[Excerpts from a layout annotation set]
^^^^^^^^
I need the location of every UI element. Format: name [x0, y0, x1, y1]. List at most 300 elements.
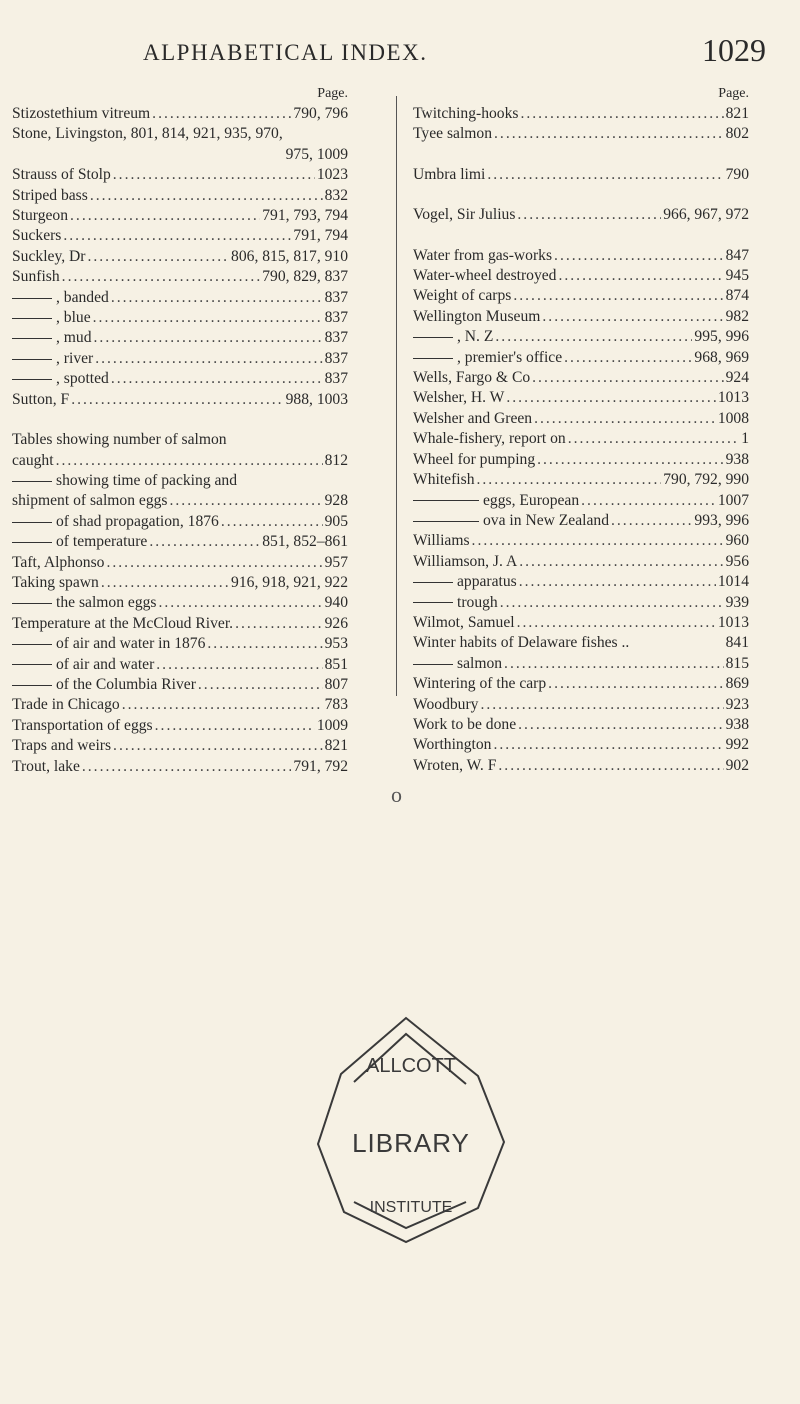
entry-pages: 966, 967, 972 — [663, 206, 749, 224]
leader-dots — [93, 308, 323, 328]
entry-label — [413, 593, 498, 613]
entry-label-text: Welsher, H. W — [413, 389, 505, 407]
entry-pages: 992 — [725, 736, 749, 754]
entry-pages: 1008 — [717, 409, 749, 427]
ditto-dash — [12, 481, 52, 482]
entry-label — [413, 409, 532, 429]
entry-label-text: Whale-fishery, report on — [413, 430, 566, 448]
entry-label-text: , banded — [56, 288, 109, 306]
index-entry — [413, 388, 749, 408]
entry-label — [413, 104, 518, 124]
group-gap — [413, 226, 749, 246]
entry-label-text: Umbra limi — [413, 165, 486, 183]
ditto-dash — [413, 358, 453, 359]
entry-label-text: Williamson, J. A — [413, 552, 518, 570]
entry-pages: 832 — [324, 186, 348, 204]
entry-label — [12, 573, 99, 593]
entry-pages: 960 — [725, 532, 749, 550]
entry-label — [12, 655, 154, 675]
entry-label-text: Transportation of eggs — [12, 716, 153, 734]
ditto-dash — [413, 500, 479, 501]
entry-label — [12, 532, 147, 552]
index-entry — [12, 206, 348, 226]
entry-label — [12, 451, 54, 471]
index-entry — [12, 471, 348, 491]
index-column-right — [413, 84, 749, 776]
entry-label-text: Winter habits of Delaware fishes .. — [413, 634, 630, 652]
entry-label — [12, 390, 69, 410]
leader-dots — [56, 451, 323, 471]
entry-label — [413, 552, 517, 572]
entry-pages: 940 — [324, 594, 348, 612]
index-entry — [413, 491, 749, 511]
entry-pages: 791, 794 — [293, 227, 348, 245]
entry-label — [413, 633, 629, 653]
leader-dots — [504, 654, 724, 674]
library-stamp — [306, 1012, 516, 1248]
index-entry — [12, 695, 348, 715]
ditto-dash — [12, 298, 52, 299]
leader-dots — [152, 104, 291, 124]
entry-label-text: of shad propagation, 1876 — [56, 512, 219, 530]
entry-label — [12, 675, 196, 695]
entry-label — [413, 756, 496, 776]
index-entry — [12, 634, 348, 654]
entry-pages: 790, 792, 990 — [663, 471, 749, 489]
entry-label — [413, 450, 535, 470]
index-entry — [413, 368, 749, 388]
entry-pages: 790, 796 — [293, 105, 348, 122]
index-entry — [413, 695, 749, 715]
ditto-dash — [413, 582, 453, 583]
entry-label — [12, 614, 233, 634]
stamp-bottom-text: INSTITUTE — [369, 1199, 453, 1216]
entry-label — [413, 470, 475, 490]
leader-dots — [149, 532, 260, 552]
entry-pages: 821 — [725, 105, 749, 122]
entry-pages: 953 — [324, 635, 348, 653]
column-page-heading: Page. — [317, 86, 348, 101]
ditto-dash — [12, 685, 52, 686]
entry-pages: 975, 1009 — [285, 145, 348, 163]
ditto-dash — [12, 338, 52, 339]
leader-dots — [519, 572, 716, 592]
entry-pages: 812 — [324, 451, 348, 469]
leader-dots — [71, 390, 283, 410]
index-entry — [413, 613, 749, 633]
entry-pages: 851 — [324, 655, 348, 673]
entry-label — [12, 634, 205, 654]
index-entry — [413, 307, 749, 327]
leader-dots — [95, 349, 322, 369]
entry-label-text: Woodbury — [413, 695, 479, 713]
entry-label-text: Sturgeon — [12, 207, 69, 225]
leader-dots — [158, 593, 322, 613]
index-entry — [12, 553, 348, 573]
entry-label — [12, 757, 80, 777]
leader-dots — [235, 614, 323, 634]
entry-pages: 837 — [324, 329, 348, 347]
leader-dots — [111, 369, 323, 389]
entry-label-text: Whitefish — [413, 471, 475, 489]
entry-label — [413, 531, 470, 551]
ditto-dash — [12, 603, 52, 604]
entry-label — [12, 593, 156, 613]
entry-pages: 869 — [725, 675, 749, 693]
index-entry — [413, 450, 749, 470]
ditto-dash — [12, 379, 52, 380]
leader-dots — [113, 736, 323, 756]
index-entry — [12, 288, 348, 308]
index-entry — [413, 633, 749, 653]
index-entry — [12, 145, 348, 165]
entry-label — [12, 104, 150, 124]
entry-label — [12, 247, 85, 267]
entry-pages: 926 — [324, 614, 348, 632]
leader-dots — [106, 553, 322, 573]
entry-label-text: Tyee salmon — [413, 125, 493, 143]
index-entry — [413, 654, 749, 674]
leader-dots — [477, 470, 662, 490]
entry-pages: 982 — [725, 307, 749, 325]
entry-pages: 957 — [324, 553, 348, 571]
index-entry — [12, 165, 348, 185]
entry-label-text: Suckley, Dr — [12, 247, 86, 265]
entry-pages: 1014 — [717, 573, 749, 591]
entry-label — [413, 429, 566, 449]
entry-label-text: showing time of packing and — [56, 471, 238, 489]
entry-pages: 993, 996 — [694, 511, 749, 529]
leader-dots — [558, 266, 723, 286]
leader-dots — [506, 388, 715, 408]
entry-label — [12, 267, 60, 287]
leader-dots — [62, 267, 261, 287]
entry-label-text: , premier's office — [457, 348, 563, 366]
entry-pages: 841 — [725, 634, 749, 652]
entry-label-text: Sunfish — [12, 268, 60, 286]
entry-pages: 968, 969 — [694, 348, 749, 366]
index-entry — [12, 593, 348, 613]
entry-label — [12, 165, 111, 185]
entry-label — [413, 368, 530, 388]
entry-label-text: Strauss of Stolp — [12, 166, 111, 184]
page-number: 1029 — [702, 32, 766, 68]
entry-label-text: Taft, Alphonso — [12, 553, 105, 571]
entry-label-text: Trade in Chicago — [12, 696, 120, 714]
ditto-dash — [12, 664, 52, 665]
entry-label-text: the salmon eggs — [56, 594, 157, 612]
entry-label — [12, 288, 109, 308]
leader-dots — [221, 512, 323, 532]
entry-label-text: Work to be done — [413, 715, 517, 733]
ditto-dash — [413, 337, 453, 338]
index-entry — [413, 286, 749, 306]
leader-dots — [70, 206, 260, 226]
stamp-middle-text: LIBRARY — [352, 1128, 470, 1158]
leader-dots — [564, 348, 692, 368]
entry-pages: 790 — [725, 165, 749, 183]
entry-pages: 791, 793, 794 — [262, 207, 348, 225]
index-entry — [413, 104, 749, 124]
entry-label-text: , blue — [56, 309, 91, 327]
entry-label-text: Water from gas-works — [413, 246, 553, 264]
index-entry — [12, 186, 348, 206]
leader-dots — [487, 165, 723, 185]
leader-dots — [90, 186, 323, 206]
leader-dots — [568, 429, 740, 449]
leader-dots — [480, 695, 723, 715]
index-entry — [413, 735, 749, 755]
index-entry — [12, 491, 348, 511]
index-entry — [12, 655, 348, 675]
entry-label-text: of air and water — [56, 655, 155, 673]
group-gap — [12, 410, 348, 430]
entry-label — [413, 491, 579, 511]
leader-dots — [156, 655, 322, 675]
entry-label-text: Williams — [413, 532, 470, 550]
column-divider — [396, 96, 397, 696]
entry-pages: 928 — [324, 492, 348, 510]
leader-dots — [94, 328, 323, 348]
entry-pages: 1007 — [717, 491, 749, 509]
entry-label-text: Wintering of the carp — [413, 675, 547, 693]
entry-pages: 916, 918, 921, 922 — [231, 573, 348, 591]
entry-label — [12, 124, 283, 144]
entry-label-text: , river — [56, 349, 94, 367]
entry-label-text: salmon — [457, 654, 503, 672]
index-entry — [413, 348, 749, 368]
index-entry — [12, 675, 348, 695]
entry-label-text: Suckers — [12, 227, 62, 245]
index-entry — [12, 247, 348, 267]
entry-label — [12, 369, 109, 389]
entry-pages: 945 — [725, 267, 749, 285]
leader-dots — [170, 491, 323, 511]
index-entry — [12, 267, 348, 287]
index-entry — [12, 512, 348, 532]
index-entry — [413, 531, 749, 551]
entry-label — [12, 695, 120, 715]
index-entry — [12, 736, 348, 756]
index-entry — [12, 328, 348, 348]
leader-dots — [517, 613, 716, 633]
entry-label-text: Water-wheel destroyed — [413, 267, 557, 285]
leader-dots — [122, 695, 323, 715]
index-entry — [12, 369, 348, 389]
leader-dots — [534, 409, 716, 429]
index-entry — [413, 572, 749, 592]
entry-pages: 938 — [725, 715, 749, 733]
entry-label — [413, 572, 517, 592]
group-gap — [413, 185, 749, 205]
index-entry — [413, 327, 749, 347]
entry-pages: 1023 — [316, 166, 348, 184]
index-entry — [413, 511, 749, 531]
entry-pages: 847 — [725, 246, 749, 264]
entry-pages: 837 — [324, 370, 348, 388]
entry-pages: 821 — [324, 737, 348, 755]
leader-dots — [519, 552, 723, 572]
entry-label — [12, 226, 61, 246]
leader-dots — [548, 674, 723, 694]
entry-label — [12, 349, 93, 369]
ditto-dash — [413, 602, 453, 603]
entry-pages: 837 — [324, 349, 348, 367]
entry-label-text: , spotted — [56, 370, 109, 388]
entry-label-text: of air and water in 1876 — [56, 635, 206, 653]
leader-dots — [494, 124, 724, 144]
entry-pages: 783 — [324, 696, 348, 714]
entry-label-text: of temperature — [56, 533, 148, 551]
index-entry — [413, 205, 749, 225]
ditto-dash — [12, 542, 52, 543]
stamp-top-text: ALLCOTT — [365, 1055, 457, 1077]
entry-label-text: shipment of salmon eggs — [12, 492, 168, 510]
index-entry — [12, 716, 348, 736]
entry-label — [12, 430, 227, 450]
leader-dots — [498, 756, 723, 776]
entry-label — [413, 613, 515, 633]
leader-dots — [82, 757, 292, 777]
entry-pages: 1009 — [316, 716, 348, 734]
index-entry — [413, 165, 749, 185]
index-entry — [12, 390, 348, 410]
entry-label-text: , mud — [56, 329, 92, 347]
entry-pages: 1013 — [717, 389, 749, 407]
entry-label — [413, 695, 478, 715]
index-entry — [12, 124, 348, 144]
entry-label — [12, 716, 153, 736]
entry-pages: 905 — [324, 512, 348, 530]
index-entry — [413, 429, 749, 449]
index-entry — [413, 715, 749, 735]
entry-label-text: Taking spawn — [12, 573, 99, 591]
entry-pages: 956 — [725, 552, 749, 570]
entry-label-text: trough — [457, 593, 498, 611]
entry-label — [12, 736, 111, 756]
leader-dots — [198, 675, 323, 695]
leader-dots — [495, 327, 692, 347]
group-gap — [413, 145, 749, 165]
leader-dots — [611, 511, 692, 531]
ditto-dash — [12, 522, 52, 523]
entry-label-text: Twitching-hooks — [413, 105, 519, 122]
entry-label — [12, 512, 219, 532]
entry-label-text: Weight of carps — [413, 287, 512, 305]
entry-label-text: Worthington — [413, 736, 492, 754]
entry-label — [413, 674, 546, 694]
index-entry — [413, 266, 749, 286]
entry-label — [12, 471, 237, 491]
entry-label-text: Sutton, F — [12, 390, 70, 408]
entry-label-text: Traps and weirs — [12, 737, 112, 755]
leader-dots — [554, 246, 724, 266]
entry-pages: 1013 — [717, 613, 749, 631]
entry-pages: 924 — [725, 369, 749, 387]
index-column-left — [12, 84, 348, 777]
entry-label-text: caught — [12, 451, 54, 469]
entry-pages: 837 — [324, 309, 348, 327]
page-title: ALPHABETICAL INDEX. — [143, 40, 428, 65]
entry-label — [12, 328, 92, 348]
leader-dots — [87, 247, 229, 267]
index-entry — [12, 308, 348, 328]
leader-dots — [513, 286, 723, 306]
column-page-heading: Page. — [718, 86, 749, 101]
index-entry — [413, 409, 749, 429]
entry-label — [413, 266, 556, 286]
ornament-mark: o — [391, 782, 402, 807]
index-entry — [413, 470, 749, 490]
index-entry — [12, 104, 348, 124]
index-entry — [413, 246, 749, 266]
entry-label — [413, 715, 516, 735]
entry-pages: 837 — [324, 288, 348, 306]
leader-dots — [155, 716, 315, 736]
index-entry — [413, 552, 749, 572]
leader-dots — [520, 104, 723, 124]
entry-label-text: Stone, Livingston, 801, 814, 921, 935, 970, — [12, 125, 283, 143]
index-entry — [12, 614, 348, 634]
entry-pages: 923 — [725, 695, 749, 713]
entry-label — [413, 735, 491, 755]
leader-dots — [532, 368, 723, 388]
entry-pages: 938 — [725, 450, 749, 468]
ditto-dash — [12, 318, 52, 319]
entry-label — [413, 307, 540, 327]
entry-label — [413, 654, 502, 674]
leader-dots — [63, 226, 291, 246]
entry-pages: 995, 996 — [694, 328, 749, 346]
entry-label — [413, 246, 552, 266]
index-entry — [12, 451, 348, 471]
entry-label-text: Wellington Museum — [413, 307, 541, 325]
leader-dots — [500, 593, 724, 613]
entry-label-text: of the Columbia River — [56, 675, 196, 693]
entry-label — [12, 186, 88, 206]
index-entry — [12, 532, 348, 552]
leader-dots — [493, 735, 723, 755]
index-entry — [12, 430, 348, 450]
ditto-dash — [12, 359, 52, 360]
leader-dots — [207, 634, 322, 654]
entry-label-text: Vogel, Sir Julius — [413, 206, 516, 224]
entry-pages: 939 — [725, 593, 749, 611]
entry-pages: 806, 815, 817, 910 — [231, 247, 348, 265]
entry-label-text: Tables showing number of salmon — [12, 431, 227, 449]
entry-label-text: Wilmot, Samuel — [413, 613, 515, 631]
entry-label — [413, 124, 492, 144]
leader-dots — [101, 573, 229, 593]
index-entry — [413, 674, 749, 694]
entry-label — [413, 348, 562, 368]
index-entry — [413, 593, 749, 613]
entry-label-text: Striped bass — [12, 186, 88, 204]
entry-label — [413, 165, 485, 185]
entry-label — [413, 388, 504, 408]
entry-pages: 802 — [725, 125, 749, 143]
leader-dots — [517, 205, 661, 225]
running-head — [143, 28, 770, 78]
entry-label — [12, 206, 68, 226]
ditto-dash — [413, 664, 453, 665]
entry-label — [12, 553, 104, 573]
ditto-dash — [413, 521, 479, 522]
ditto-dash — [12, 644, 52, 645]
entry-pages: 791, 792 — [293, 757, 348, 775]
entry-label-text: apparatus — [457, 573, 517, 591]
entry-label-text: Wroten, W. F — [413, 756, 497, 774]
^^^^^^^^
- **Requirement**: Please rewrite the items from the line with "entry-pages: 966, 967, 972" to the line with "group-gap — [413, 226, 749, 246]", both included, as a JSON list of strings with one string per line and no blank lines.

- **Written answer**:
[
  "entry-pages: 966, 967, 972 — [663, 206, 749, 224]",
  "leader-dots — [93, 308, 323, 328]",
  "entry-label — [413, 593, 498, 613]",
  "entry-label-text: Welsher, H. W — [413, 389, 505, 407]",
  "entry-pages: 992 — [725, 736, 749, 754]",
  "entry-pages: 1008 — [717, 409, 749, 427]",
  "ditto-dash — [12, 481, 52, 482]",
  "entry-label — [413, 409, 532, 429]",
  "entry-label-text: Whale-fishery, report on — [413, 430, 566, 448]",
  "entry-label-text: , banded — [56, 288, 109, 306]",
  "index-entry — [413, 388, 749, 408]",
  "entry-label — [413, 104, 518, 124]",
  "group-gap — [413, 226, 749, 246]"
]